_WHAT YOU SHOULD DO_
Without further comment, state how many lines in the listing below contain the word "quarter".

_RECORDS FOR PROCESSING_
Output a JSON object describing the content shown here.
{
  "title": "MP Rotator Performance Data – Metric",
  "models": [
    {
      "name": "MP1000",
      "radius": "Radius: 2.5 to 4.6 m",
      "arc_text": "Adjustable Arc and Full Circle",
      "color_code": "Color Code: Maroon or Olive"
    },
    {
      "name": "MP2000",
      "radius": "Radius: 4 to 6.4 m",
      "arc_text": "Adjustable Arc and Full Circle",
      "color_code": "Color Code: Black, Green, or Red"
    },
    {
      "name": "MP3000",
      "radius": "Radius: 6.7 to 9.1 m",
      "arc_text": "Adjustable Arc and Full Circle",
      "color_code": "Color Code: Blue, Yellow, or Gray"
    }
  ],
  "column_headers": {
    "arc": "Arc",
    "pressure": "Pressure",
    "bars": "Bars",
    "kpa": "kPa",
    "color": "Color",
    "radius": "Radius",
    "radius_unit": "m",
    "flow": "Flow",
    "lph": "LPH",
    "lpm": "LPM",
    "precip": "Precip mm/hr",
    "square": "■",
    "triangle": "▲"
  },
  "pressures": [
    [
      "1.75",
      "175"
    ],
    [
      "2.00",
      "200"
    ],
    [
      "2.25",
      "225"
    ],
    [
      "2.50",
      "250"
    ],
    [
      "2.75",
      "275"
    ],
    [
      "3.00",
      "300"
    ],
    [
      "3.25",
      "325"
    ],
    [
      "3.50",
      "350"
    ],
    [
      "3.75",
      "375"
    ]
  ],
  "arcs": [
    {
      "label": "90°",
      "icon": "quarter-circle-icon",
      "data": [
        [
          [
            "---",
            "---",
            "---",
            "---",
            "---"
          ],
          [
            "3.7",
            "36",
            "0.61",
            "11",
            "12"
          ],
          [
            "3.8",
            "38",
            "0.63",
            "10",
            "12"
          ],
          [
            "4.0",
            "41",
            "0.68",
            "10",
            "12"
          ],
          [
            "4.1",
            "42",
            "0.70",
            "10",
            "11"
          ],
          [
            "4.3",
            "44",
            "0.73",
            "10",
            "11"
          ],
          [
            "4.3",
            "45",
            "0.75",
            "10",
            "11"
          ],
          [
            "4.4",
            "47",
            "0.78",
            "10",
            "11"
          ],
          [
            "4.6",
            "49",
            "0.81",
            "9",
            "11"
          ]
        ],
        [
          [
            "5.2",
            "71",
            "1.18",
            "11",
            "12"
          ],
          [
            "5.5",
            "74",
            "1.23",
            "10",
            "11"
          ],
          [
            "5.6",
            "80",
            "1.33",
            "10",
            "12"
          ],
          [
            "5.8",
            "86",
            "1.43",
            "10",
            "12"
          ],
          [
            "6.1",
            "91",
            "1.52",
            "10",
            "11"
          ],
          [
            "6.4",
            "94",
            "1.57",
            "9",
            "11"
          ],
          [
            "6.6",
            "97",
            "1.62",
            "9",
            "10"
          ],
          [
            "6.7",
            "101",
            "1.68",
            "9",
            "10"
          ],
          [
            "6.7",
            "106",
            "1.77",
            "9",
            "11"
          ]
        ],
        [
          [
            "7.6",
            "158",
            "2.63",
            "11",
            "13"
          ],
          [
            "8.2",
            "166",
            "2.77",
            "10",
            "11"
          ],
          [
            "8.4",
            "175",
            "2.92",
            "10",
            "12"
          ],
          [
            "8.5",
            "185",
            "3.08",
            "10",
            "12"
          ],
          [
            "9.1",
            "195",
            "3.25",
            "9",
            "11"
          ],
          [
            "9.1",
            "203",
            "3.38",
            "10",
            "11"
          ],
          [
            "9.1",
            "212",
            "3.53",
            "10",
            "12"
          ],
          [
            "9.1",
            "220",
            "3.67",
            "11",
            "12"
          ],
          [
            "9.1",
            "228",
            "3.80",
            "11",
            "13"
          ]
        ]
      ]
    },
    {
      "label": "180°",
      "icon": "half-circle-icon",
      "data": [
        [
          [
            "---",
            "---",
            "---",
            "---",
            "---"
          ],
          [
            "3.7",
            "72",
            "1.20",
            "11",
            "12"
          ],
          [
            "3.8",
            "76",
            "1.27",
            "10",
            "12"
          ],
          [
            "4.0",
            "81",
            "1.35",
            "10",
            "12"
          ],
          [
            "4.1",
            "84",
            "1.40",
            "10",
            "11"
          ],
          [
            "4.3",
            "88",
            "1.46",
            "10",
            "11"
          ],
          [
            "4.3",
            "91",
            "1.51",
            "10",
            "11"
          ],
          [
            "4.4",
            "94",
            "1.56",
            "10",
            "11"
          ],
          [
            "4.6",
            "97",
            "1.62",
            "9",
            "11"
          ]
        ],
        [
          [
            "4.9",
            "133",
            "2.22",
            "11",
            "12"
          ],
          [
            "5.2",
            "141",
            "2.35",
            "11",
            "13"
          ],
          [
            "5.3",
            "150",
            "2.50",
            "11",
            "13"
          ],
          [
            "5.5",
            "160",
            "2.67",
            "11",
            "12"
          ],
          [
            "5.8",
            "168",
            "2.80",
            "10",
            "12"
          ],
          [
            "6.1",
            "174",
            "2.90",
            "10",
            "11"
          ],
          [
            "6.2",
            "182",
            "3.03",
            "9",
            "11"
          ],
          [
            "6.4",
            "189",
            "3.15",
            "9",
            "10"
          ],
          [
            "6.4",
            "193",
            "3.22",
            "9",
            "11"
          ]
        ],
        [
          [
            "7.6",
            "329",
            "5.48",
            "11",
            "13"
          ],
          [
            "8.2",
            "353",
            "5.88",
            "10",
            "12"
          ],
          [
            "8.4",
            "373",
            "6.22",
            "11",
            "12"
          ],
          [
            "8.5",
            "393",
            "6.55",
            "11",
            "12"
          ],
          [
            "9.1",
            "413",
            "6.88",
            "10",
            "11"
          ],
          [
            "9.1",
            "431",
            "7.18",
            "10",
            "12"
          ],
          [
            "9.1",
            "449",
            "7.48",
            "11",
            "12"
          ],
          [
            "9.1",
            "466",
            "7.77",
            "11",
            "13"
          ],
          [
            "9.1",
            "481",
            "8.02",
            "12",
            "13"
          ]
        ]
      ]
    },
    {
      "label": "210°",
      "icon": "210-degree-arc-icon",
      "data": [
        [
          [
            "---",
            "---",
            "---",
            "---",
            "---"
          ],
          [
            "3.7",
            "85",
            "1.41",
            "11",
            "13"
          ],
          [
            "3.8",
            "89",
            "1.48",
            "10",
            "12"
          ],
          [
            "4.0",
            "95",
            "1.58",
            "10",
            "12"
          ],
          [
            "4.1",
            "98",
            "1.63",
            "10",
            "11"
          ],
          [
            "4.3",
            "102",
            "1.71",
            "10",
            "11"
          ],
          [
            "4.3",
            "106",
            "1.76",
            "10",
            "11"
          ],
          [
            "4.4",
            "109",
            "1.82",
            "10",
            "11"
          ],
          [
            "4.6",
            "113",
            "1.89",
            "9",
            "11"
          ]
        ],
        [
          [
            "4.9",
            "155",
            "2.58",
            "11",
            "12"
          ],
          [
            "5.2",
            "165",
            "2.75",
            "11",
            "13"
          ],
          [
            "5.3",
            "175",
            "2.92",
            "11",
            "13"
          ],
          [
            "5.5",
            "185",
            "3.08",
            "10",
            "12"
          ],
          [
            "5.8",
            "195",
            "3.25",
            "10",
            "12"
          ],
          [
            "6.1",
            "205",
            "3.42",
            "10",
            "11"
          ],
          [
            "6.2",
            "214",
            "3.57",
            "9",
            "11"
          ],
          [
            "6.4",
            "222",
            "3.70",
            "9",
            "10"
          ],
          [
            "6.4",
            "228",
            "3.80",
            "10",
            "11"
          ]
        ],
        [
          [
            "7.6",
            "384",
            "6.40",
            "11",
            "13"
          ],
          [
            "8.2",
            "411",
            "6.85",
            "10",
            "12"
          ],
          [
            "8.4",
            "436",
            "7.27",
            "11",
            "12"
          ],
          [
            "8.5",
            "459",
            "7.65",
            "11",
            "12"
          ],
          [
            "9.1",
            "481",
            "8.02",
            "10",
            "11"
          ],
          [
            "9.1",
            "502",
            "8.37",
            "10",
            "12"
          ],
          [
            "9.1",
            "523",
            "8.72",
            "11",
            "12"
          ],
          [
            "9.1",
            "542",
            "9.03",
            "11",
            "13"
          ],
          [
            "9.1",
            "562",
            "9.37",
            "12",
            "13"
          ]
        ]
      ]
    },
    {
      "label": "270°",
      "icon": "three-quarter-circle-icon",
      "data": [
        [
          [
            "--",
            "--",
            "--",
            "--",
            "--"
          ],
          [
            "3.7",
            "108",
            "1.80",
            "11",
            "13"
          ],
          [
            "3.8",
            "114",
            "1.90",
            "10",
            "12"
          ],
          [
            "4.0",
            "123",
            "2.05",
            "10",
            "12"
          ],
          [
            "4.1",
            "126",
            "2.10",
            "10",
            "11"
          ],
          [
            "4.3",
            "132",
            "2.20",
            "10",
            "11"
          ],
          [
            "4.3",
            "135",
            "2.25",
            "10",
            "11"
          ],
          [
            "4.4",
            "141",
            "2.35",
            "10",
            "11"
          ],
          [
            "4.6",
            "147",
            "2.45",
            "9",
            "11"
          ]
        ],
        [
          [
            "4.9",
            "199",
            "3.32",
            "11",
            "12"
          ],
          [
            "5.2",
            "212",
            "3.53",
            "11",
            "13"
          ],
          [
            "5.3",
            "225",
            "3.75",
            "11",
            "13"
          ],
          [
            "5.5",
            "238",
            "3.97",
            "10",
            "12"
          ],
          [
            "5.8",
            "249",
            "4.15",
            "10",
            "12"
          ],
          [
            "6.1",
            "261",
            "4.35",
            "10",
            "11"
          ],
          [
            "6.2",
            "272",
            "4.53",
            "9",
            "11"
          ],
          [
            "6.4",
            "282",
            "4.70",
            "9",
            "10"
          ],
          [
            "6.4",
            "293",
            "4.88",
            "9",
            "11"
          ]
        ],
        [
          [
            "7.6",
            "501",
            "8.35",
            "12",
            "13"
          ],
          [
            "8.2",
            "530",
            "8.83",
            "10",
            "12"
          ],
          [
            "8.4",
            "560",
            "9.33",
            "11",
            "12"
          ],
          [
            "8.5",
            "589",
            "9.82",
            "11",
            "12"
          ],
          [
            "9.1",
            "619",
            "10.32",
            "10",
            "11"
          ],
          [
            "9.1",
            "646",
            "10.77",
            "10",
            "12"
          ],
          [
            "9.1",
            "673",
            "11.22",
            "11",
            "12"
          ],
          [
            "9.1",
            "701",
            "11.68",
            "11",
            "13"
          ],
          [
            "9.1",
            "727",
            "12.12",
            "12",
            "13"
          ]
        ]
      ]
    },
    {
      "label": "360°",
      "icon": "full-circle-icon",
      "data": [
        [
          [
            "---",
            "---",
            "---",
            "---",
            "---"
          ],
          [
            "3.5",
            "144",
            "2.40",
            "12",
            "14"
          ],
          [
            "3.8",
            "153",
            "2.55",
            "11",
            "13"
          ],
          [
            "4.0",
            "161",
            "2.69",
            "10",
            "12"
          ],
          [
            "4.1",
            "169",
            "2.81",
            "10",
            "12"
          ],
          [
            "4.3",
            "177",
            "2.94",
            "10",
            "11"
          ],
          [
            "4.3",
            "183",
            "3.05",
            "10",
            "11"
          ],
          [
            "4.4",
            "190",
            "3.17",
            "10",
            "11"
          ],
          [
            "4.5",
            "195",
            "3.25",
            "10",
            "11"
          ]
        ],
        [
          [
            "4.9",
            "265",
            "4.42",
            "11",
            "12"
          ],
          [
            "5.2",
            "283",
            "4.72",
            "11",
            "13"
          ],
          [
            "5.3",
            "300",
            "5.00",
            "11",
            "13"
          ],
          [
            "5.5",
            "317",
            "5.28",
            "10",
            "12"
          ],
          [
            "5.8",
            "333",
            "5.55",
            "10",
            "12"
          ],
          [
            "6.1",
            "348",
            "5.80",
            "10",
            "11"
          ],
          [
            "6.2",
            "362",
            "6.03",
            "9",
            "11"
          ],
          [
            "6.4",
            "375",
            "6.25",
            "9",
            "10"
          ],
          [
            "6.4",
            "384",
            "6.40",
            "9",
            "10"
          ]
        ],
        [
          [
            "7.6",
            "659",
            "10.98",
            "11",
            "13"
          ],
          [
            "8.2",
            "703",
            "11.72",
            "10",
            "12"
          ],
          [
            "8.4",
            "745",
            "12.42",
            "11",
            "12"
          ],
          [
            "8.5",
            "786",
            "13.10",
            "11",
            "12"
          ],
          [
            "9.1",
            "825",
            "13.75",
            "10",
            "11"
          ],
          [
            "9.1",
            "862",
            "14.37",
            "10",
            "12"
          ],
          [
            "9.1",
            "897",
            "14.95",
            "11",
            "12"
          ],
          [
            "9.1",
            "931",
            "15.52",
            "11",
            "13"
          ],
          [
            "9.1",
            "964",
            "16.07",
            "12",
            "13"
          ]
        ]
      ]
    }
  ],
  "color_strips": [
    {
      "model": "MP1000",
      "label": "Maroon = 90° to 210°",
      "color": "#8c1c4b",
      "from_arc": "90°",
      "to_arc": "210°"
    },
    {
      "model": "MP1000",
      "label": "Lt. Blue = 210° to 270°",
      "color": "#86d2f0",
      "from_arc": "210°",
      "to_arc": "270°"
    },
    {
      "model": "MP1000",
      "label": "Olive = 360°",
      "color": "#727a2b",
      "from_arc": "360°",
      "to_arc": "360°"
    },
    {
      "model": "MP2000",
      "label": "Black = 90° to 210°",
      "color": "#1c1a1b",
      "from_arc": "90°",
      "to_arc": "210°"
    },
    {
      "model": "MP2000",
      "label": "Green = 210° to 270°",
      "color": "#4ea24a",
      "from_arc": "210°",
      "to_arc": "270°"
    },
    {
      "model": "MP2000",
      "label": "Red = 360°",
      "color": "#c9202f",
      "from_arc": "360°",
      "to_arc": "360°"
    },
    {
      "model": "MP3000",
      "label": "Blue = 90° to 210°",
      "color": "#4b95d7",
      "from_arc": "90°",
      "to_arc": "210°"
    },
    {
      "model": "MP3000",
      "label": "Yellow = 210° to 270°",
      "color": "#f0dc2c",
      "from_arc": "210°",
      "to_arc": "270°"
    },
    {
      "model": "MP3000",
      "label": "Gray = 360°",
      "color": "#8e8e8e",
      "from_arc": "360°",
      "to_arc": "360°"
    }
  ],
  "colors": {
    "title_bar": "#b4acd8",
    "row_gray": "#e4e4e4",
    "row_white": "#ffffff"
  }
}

_RESPONSE BELOW_
2